PROMPT :: Copy every one of the rows below word for word, without changing anything.

[Stored dataset items]
▬▬▬

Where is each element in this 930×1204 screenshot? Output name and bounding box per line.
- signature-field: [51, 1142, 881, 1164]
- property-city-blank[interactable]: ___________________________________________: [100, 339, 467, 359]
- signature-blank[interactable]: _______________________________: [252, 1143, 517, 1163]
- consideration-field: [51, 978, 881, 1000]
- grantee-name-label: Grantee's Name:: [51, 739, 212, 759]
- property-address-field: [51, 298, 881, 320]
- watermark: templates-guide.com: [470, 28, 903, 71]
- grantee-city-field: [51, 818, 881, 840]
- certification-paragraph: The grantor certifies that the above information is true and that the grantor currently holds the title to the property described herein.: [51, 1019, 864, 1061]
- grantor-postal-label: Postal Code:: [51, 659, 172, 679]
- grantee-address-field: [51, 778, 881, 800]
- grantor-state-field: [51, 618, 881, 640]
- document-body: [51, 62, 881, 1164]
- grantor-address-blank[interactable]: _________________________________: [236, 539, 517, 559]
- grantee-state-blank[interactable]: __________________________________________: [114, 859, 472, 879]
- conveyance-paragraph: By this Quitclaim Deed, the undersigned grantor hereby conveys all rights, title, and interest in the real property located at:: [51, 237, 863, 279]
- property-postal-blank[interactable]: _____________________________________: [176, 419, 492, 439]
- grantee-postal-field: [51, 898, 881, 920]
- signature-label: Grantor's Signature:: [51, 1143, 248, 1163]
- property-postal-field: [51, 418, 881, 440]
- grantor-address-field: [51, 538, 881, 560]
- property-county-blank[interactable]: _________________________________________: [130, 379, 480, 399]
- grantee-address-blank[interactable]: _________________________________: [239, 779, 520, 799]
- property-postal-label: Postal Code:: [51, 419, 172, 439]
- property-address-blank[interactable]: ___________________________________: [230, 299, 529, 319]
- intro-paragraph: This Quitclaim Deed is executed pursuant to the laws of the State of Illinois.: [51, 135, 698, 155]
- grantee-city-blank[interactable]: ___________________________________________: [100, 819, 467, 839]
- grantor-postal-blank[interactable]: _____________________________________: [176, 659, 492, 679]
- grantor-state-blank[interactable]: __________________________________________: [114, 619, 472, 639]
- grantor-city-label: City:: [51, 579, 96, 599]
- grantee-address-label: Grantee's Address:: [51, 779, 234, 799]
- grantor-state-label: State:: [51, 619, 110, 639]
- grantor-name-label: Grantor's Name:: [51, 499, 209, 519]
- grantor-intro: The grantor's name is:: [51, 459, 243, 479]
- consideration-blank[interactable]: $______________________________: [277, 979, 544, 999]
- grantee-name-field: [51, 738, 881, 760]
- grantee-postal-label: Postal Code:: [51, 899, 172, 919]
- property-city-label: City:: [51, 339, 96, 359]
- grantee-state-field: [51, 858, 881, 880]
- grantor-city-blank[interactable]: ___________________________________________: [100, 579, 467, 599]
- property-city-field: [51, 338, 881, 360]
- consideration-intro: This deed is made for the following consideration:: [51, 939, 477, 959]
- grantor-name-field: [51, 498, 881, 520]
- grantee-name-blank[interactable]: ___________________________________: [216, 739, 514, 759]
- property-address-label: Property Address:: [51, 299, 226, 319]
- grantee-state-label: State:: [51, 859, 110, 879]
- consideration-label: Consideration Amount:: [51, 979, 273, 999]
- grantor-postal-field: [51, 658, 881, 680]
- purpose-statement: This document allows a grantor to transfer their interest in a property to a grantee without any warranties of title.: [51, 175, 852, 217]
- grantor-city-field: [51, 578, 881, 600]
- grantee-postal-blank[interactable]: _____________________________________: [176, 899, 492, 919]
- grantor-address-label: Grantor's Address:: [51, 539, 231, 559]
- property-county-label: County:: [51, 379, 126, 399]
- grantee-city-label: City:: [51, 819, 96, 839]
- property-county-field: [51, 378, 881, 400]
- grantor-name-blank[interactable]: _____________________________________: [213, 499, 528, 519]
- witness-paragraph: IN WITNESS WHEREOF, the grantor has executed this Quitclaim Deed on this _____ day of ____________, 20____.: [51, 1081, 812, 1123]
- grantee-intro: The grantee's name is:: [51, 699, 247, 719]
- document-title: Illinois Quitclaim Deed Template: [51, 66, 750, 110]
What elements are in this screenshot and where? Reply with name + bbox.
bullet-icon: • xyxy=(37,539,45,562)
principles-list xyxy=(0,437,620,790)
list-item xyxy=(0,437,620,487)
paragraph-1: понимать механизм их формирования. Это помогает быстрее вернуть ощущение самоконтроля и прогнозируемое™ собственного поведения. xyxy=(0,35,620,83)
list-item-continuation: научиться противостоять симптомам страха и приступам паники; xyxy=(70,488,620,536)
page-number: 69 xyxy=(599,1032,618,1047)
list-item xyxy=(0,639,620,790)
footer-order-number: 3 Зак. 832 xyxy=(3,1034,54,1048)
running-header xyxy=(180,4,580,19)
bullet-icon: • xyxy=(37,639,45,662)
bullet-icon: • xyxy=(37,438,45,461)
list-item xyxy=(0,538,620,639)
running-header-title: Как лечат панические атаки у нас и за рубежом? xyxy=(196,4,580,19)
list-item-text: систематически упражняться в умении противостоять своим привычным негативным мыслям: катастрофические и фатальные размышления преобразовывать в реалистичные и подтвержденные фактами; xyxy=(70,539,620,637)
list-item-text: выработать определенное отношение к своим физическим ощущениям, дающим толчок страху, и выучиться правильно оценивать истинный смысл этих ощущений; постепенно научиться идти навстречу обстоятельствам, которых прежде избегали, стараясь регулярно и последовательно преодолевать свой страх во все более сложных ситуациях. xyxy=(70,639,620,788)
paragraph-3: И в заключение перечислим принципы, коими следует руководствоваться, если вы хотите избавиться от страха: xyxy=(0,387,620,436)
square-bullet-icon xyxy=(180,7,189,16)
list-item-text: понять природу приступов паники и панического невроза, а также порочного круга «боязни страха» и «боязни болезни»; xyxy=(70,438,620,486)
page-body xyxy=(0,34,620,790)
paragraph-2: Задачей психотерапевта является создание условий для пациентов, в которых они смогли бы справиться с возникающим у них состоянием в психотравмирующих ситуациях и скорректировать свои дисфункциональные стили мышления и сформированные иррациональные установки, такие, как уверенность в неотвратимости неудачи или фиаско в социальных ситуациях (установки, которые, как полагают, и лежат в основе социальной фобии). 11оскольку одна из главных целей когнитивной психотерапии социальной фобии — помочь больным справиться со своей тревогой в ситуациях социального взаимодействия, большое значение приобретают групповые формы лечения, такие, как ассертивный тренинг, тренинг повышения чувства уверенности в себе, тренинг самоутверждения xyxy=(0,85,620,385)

▬▬▬

COMPLETE RESPONSE ::
Where is each element in this 930×1204 screenshot? Output name and bounding box per line.
- signature-field: [51, 1142, 881, 1164]
- property-city-blank[interactable]: ___________________________________________: [100, 339, 467, 359]
- signature-blank[interactable]: _______________________________: [252, 1143, 517, 1163]
- consideration-field: [51, 978, 881, 1000]
- grantee-name-label: Grantee's Name:: [51, 739, 212, 759]
- property-address-field: [51, 298, 881, 320]
- watermark: templates-guide.com: [470, 28, 903, 71]
- grantee-city-field: [51, 818, 881, 840]
- certification-paragraph: The grantor certifies that the above information is true and that the grantor currently holds the title to the property described herein.: [51, 1019, 864, 1061]
- grantor-postal-label: Postal Code:: [51, 659, 172, 679]
- grantee-address-field: [51, 778, 881, 800]
- grantor-state-field: [51, 618, 881, 640]
- document-body: [51, 62, 881, 1164]
- grantor-address-blank[interactable]: _________________________________: [236, 539, 517, 559]
- grantee-state-blank[interactable]: __________________________________________: [114, 859, 472, 879]
- conveyance-paragraph: By this Quitclaim Deed, the undersigned grantor hereby conveys all rights, title, and interest in the real property located at:: [51, 237, 863, 279]
- property-postal-blank[interactable]: _____________________________________: [176, 419, 492, 439]
- grantee-postal-field: [51, 898, 881, 920]
- signature-label: Grantor's Signature:: [51, 1143, 248, 1163]
- property-postal-field: [51, 418, 881, 440]
- grantor-address-field: [51, 538, 881, 560]
- property-county-blank[interactable]: _________________________________________: [130, 379, 480, 399]
- grantee-address-blank[interactable]: _________________________________: [239, 779, 520, 799]
- property-postal-label: Postal Code:: [51, 419, 172, 439]
- property-address-blank[interactable]: ___________________________________: [230, 299, 529, 319]
- intro-paragraph: This Quitclaim Deed is executed pursuant to the laws of the State of Illinois.: [51, 135, 698, 155]
- grantee-city-blank[interactable]: ___________________________________________: [100, 819, 467, 839]
- grantor-postal-blank[interactable]: _____________________________________: [176, 659, 492, 679]
- grantor-state-blank[interactable]: __________________________________________: [114, 619, 472, 639]
- grantor-city-label: City:: [51, 579, 96, 599]
- grantee-address-label: Grantee's Address:: [51, 779, 234, 799]
- grantor-state-label: State:: [51, 619, 110, 639]
- grantor-name-label: Grantor's Name:: [51, 499, 209, 519]
- grantor-intro: The grantor's name is:: [51, 459, 243, 479]
- consideration-blank[interactable]: $______________________________: [277, 979, 544, 999]
- grantee-name-field: [51, 738, 881, 760]
- grantee-postal-label: Postal Code:: [51, 899, 172, 919]
- property-city-label: City:: [51, 339, 96, 359]
- grantee-state-field: [51, 858, 881, 880]
- grantor-city-blank[interactable]: ___________________________________________: [100, 579, 467, 599]
- property-city-field: [51, 338, 881, 360]
- consideration-intro: This deed is made for the following consideration:: [51, 939, 477, 959]
- grantor-name-field: [51, 498, 881, 520]
- grantee-name-blank[interactable]: ___________________________________: [216, 739, 514, 759]
- property-address-label: Property Address:: [51, 299, 226, 319]
- grantee-state-label: State:: [51, 859, 110, 879]
- consideration-label: Consideration Amount:: [51, 979, 273, 999]
- grantor-postal-field: [51, 658, 881, 680]
- purpose-statement: This document allows a grantor to transfer their interest in a property to a grantee without any warranties of title.: [51, 175, 852, 217]
- grantor-city-field: [51, 578, 881, 600]
- grantee-postal-blank[interactable]: _____________________________________: [176, 899, 492, 919]
- grantor-address-label: Grantor's Address:: [51, 539, 231, 559]
- property-county-label: County:: [51, 379, 126, 399]
- grantee-city-label: City:: [51, 819, 96, 839]
- property-county-field: [51, 378, 881, 400]
- grantor-name-blank[interactable]: _____________________________________: [213, 499, 528, 519]
- witness-paragraph: IN WITNESS WHEREOF, the grantor has executed this Quitclaim Deed on this _____ day of ____________, 20____.: [51, 1081, 812, 1123]
- grantee-intro: The grantee's name is:: [51, 699, 247, 719]
- document-title: Illinois Quitclaim Deed Template: [51, 66, 750, 110]
What elements are in this screenshot and where? Reply with name + bbox.
bullet-icon: • xyxy=(37,539,45,562)
principles-list xyxy=(0,437,620,790)
list-item xyxy=(0,437,620,487)
paragraph-1: понимать механизм их формирования. Это помогает быстрее вернуть ощущение самоконтроля и прогнозируемое™ собственного поведения. xyxy=(0,35,620,83)
list-item-continuation: научиться противостоять симптомам страха и приступам паники; xyxy=(70,488,620,536)
page-number: 69 xyxy=(599,1032,618,1047)
list-item xyxy=(0,639,620,790)
footer-order-number: 3 Зак. 832 xyxy=(3,1034,54,1048)
running-header xyxy=(180,4,580,19)
bullet-icon: • xyxy=(37,639,45,662)
bullet-icon: • xyxy=(37,438,45,461)
list-item xyxy=(0,538,620,639)
running-header-title: Как лечат панические атаки у нас и за рубежом? xyxy=(196,4,580,19)
list-item-text: систематически упражняться в умении противостоять своим привычным негативным мыслям: катастрофические и фатальные размышления преобразовывать в реалистичные и подтвержденные фактами; xyxy=(70,539,620,637)
list-item-text: выработать определенное отношение к своим физическим ощущениям, дающим толчок страху, и выучиться правильно оценивать истинный смысл этих ощущений; постепенно научиться идти навстречу обстоятельствам, которых прежде избегали, стараясь регулярно и последовательно преодолевать свой страх во все более сложных ситуациях. xyxy=(70,639,620,788)
paragraph-3: И в заключение перечислим принципы, коими следует руководствоваться, если вы хотите избавиться от страха: xyxy=(0,387,620,436)
square-bullet-icon xyxy=(180,7,189,16)
list-item-text: понять природу приступов паники и панического невроза, а также порочного круга «боязни страха» и «боязни болезни»; xyxy=(70,438,620,486)
page-body xyxy=(0,34,620,790)
paragraph-2: Задачей психотерапевта является создание условий для пациентов, в которых они смогли бы справиться с возникающим у них состоянием в психотравмирующих ситуациях и скорректировать свои дисфункциональные стили мышления и сформированные иррациональные установки, такие, как уверенность в неотвратимости неудачи или фиаско в социальных ситуациях (установки, которые, как полагают, и лежат в основе социальной фобии). 11оскольку одна из главных целей когнитивной психотерапии социальной фобии — помочь больным справиться со своей тревогой в ситуациях социального взаимодействия, большое значение приобретают групповые формы лечения, такие, как ассертивный тренинг, тренинг повышения чувства уверенности в себе, тренинг самоутверждения xyxy=(0,85,620,385)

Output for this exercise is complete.